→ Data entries
==*==

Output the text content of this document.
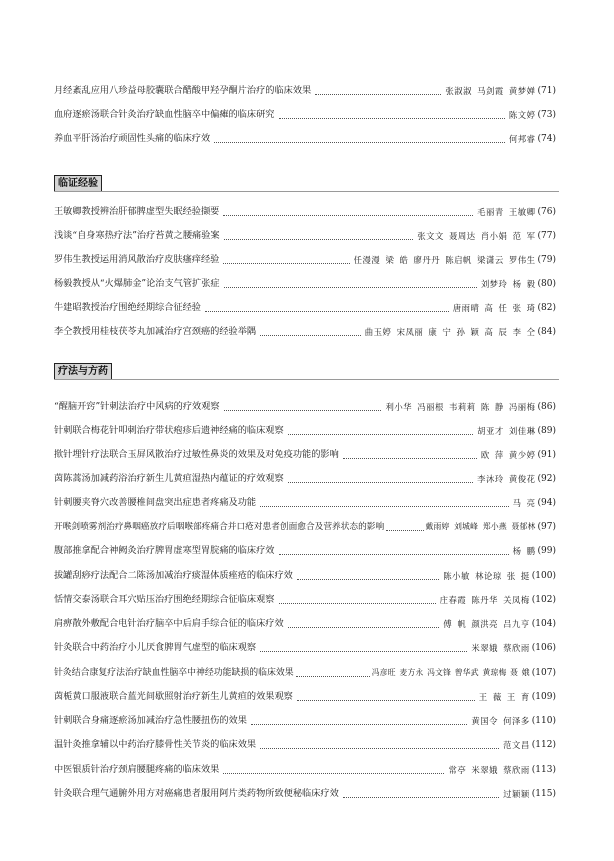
月经紊乱应用八珍益母胶囊联合醋酸甲羟孕酮片治疗的临床效果	张淑淑 马剑霞 黄梦婵 (71)
血府逐瘀汤联合针灸治疗缺血性脑卒中偏瘫的临床研究	陈文婷 (73)
养血平肝汤治疗顽固性头痛的临床疗效	何邦睿 (74)
临证经验
王敏卿教授辨治肝郁脾虚型失眠经验撷要	毛丽青 王敏卿 (76)
浅谈“自身寒热疗法”治疗苔黄之腰痛验案	张文文 聂周达 肖小娟 范 军 (77)
罗伟生教授运用消风散治疗皮肤瘙痒经验	任漫漫 梁 皓 廖丹丹 陈启帆 梁潇云 罗伟生 (79)
杨毅教授从“火爆肺金”论治支气管扩张症	刘梦玲 杨 毅 (80)
牛建昭教授治疗围绝经期综合征经验	唐雨晴 高 任 张 琦 (82)
李仝教授用桂枝茯苓丸加减治疗宫颈癌的经验举隅	曲玉婷 宋凤丽 康 宁 孙 颖 高 辰 李 仝 (84)
疗法与方药
“醒脑开窍”针刺法治疗中风病的疗效观察	利小华 冯丽根 韦莉莉 陈 静 冯丽梅 (86)
针刺联合梅花针叩刺治疗带状疱疹后遗神经痛的临床观察	胡亚才 刘佳琳 (89)
揿针埋针疗法联合玉屏风散治疗过敏性鼻炎的效果及对免疫功能的影响	欧 萍 黄少婷 (91)
茵陈蒿汤加减药浴治疗新生儿黄疸湿热内蕴证的疗效观察	李沐玲 黄俊花 (92)
针刺腰夹脊穴改善腰椎间盘突出症患者疼痛及功能	马 亮 (94)
开喉剑喷雾剂治疗鼻咽癌放疗后咽喉部疼痛合并口疮对患者创面愈合及营养状态的影响	戴雨婷 刘城峰 郑小燕 聂郁林 (97)
腹部推拿配合神阙灸治疗脾胃虚寒型胃脘痛的临床疗效	杨 鹏 (99)
拔罐刮痧疗法配合二陈汤加减治疗痰湿体质痤疮的临床疗效	陈小敏 林论琼 张 挺 (100)
恬情交泰汤联合耳穴贴压治疗围绝经期综合征临床观察	庄春霞 陈丹华 关凤梅 (102)
肩痹散外敷配合电针治疗脑卒中后肩手综合征的临床疗效	傅 帆 颜洪亮 吕九亨 (104)
针灸联合中药治疗小儿厌食脾胃气虚型的临床观察	米翠娥 蔡欣雨 (106)
针灸结合康复疗法治疗缺血性脑卒中神经功能缺损的临床效果	冯彦旺 麦方永 冯文锋 曾华武 黄琼梅 聂 娥 (107)
茵栀黄口服液联合蓝光间歇照射治疗新生儿黄疸的效果观察	王 薇 王 育 (109)
针刺联合身痛逐瘀汤加减治疗急性腰扭伤的效果	黄国令 何泽多 (110)
温针灸推拿辅以中药治疗膝骨性关节炎的临床效果	范文昌 (112)
中医银质针治疗颈肩腰腿疼痛的临床效果	常亭 米翠娥 蔡欣雨 (113)
针灸联合理气通腑外用方对癌痛患者服用阿片类药物所致便秘临床疗效	过颖颖 (115)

==*==

None of the pictures should appear; repeat the records exactly otherwise.

→ Answer to the problem
Output the text content of this document.
月经紊乱应用八珍益母胶囊联合醋酸甲羟孕酮片治疗的临床效果	张淑淑 马剑霞 黄梦婵 (71)
血府逐瘀汤联合针灸治疗缺血性脑卒中偏瘫的临床研究	陈文婷 (73)
养血平肝汤治疗顽固性头痛的临床疗效	何邦睿 (74)
临证经验
王敏卿教授辨治肝郁脾虚型失眠经验撷要	毛丽青 王敏卿 (76)
浅谈“自身寒热疗法”治疗苔黄之腰痛验案	张文文 聂周达 肖小娟 范 军 (77)
罗伟生教授运用消风散治疗皮肤瘙痒经验	任漫漫 梁 皓 廖丹丹 陈启帆 梁潇云 罗伟生 (79)
杨毅教授从“火爆肺金”论治支气管扩张症	刘梦玲 杨 毅 (80)
牛建昭教授治疗围绝经期综合征经验	唐雨晴 高 任 张 琦 (82)
李仝教授用桂枝茯苓丸加减治疗宫颈癌的经验举隅	曲玉婷 宋凤丽 康 宁 孙 颖 高 辰 李 仝 (84)
疗法与方药
“醒脑开窍”针刺法治疗中风病的疗效观察	利小华 冯丽根 韦莉莉 陈 静 冯丽梅 (86)
针刺联合梅花针叩刺治疗带状疱疹后遗神经痛的临床观察	胡亚才 刘佳琳 (89)
揿针埋针疗法联合玉屏风散治疗过敏性鼻炎的效果及对免疫功能的影响	欧 萍 黄少婷 (91)
茵陈蒿汤加减药浴治疗新生儿黄疸湿热内蕴证的疗效观察	李沐玲 黄俊花 (92)
针刺腰夹脊穴改善腰椎间盘突出症患者疼痛及功能	马 亮 (94)
开喉剑喷雾剂治疗鼻咽癌放疗后咽喉部疼痛合并口疮对患者创面愈合及营养状态的影响	戴雨婷 刘城峰 郑小燕 聂郁林 (97)
腹部推拿配合神阙灸治疗脾胃虚寒型胃脘痛的临床疗效	杨 鹏 (99)
拔罐刮痧疗法配合二陈汤加减治疗痰湿体质痤疮的临床疗效	陈小敏 林论琼 张 挺 (100)
恬情交泰汤联合耳穴贴压治疗围绝经期综合征临床观察	庄春霞 陈丹华 关凤梅 (102)
肩痹散外敷配合电针治疗脑卒中后肩手综合征的临床疗效	傅 帆 颜洪亮 吕九亨 (104)
针灸联合中药治疗小儿厌食脾胃气虚型的临床观察	米翠娥 蔡欣雨 (106)
针灸结合康复疗法治疗缺血性脑卒中神经功能缺损的临床效果	冯彦旺 麦方永 冯文锋 曾华武 黄琼梅 聂 娥 (107)
茵栀黄口服液联合蓝光间歇照射治疗新生儿黄疸的效果观察	王 薇 王 育 (109)
针刺联合身痛逐瘀汤加减治疗急性腰扭伤的效果	黄国令 何泽多 (110)
温针灸推拿辅以中药治疗膝骨性关节炎的临床效果	范文昌 (112)
中医银质针治疗颈肩腰腿疼痛的临床效果	常亭 米翠娥 蔡欣雨 (113)
针灸联合理气通腑外用方对癌痛患者服用阿片类药物所致便秘临床疗效	过颖颖 (115)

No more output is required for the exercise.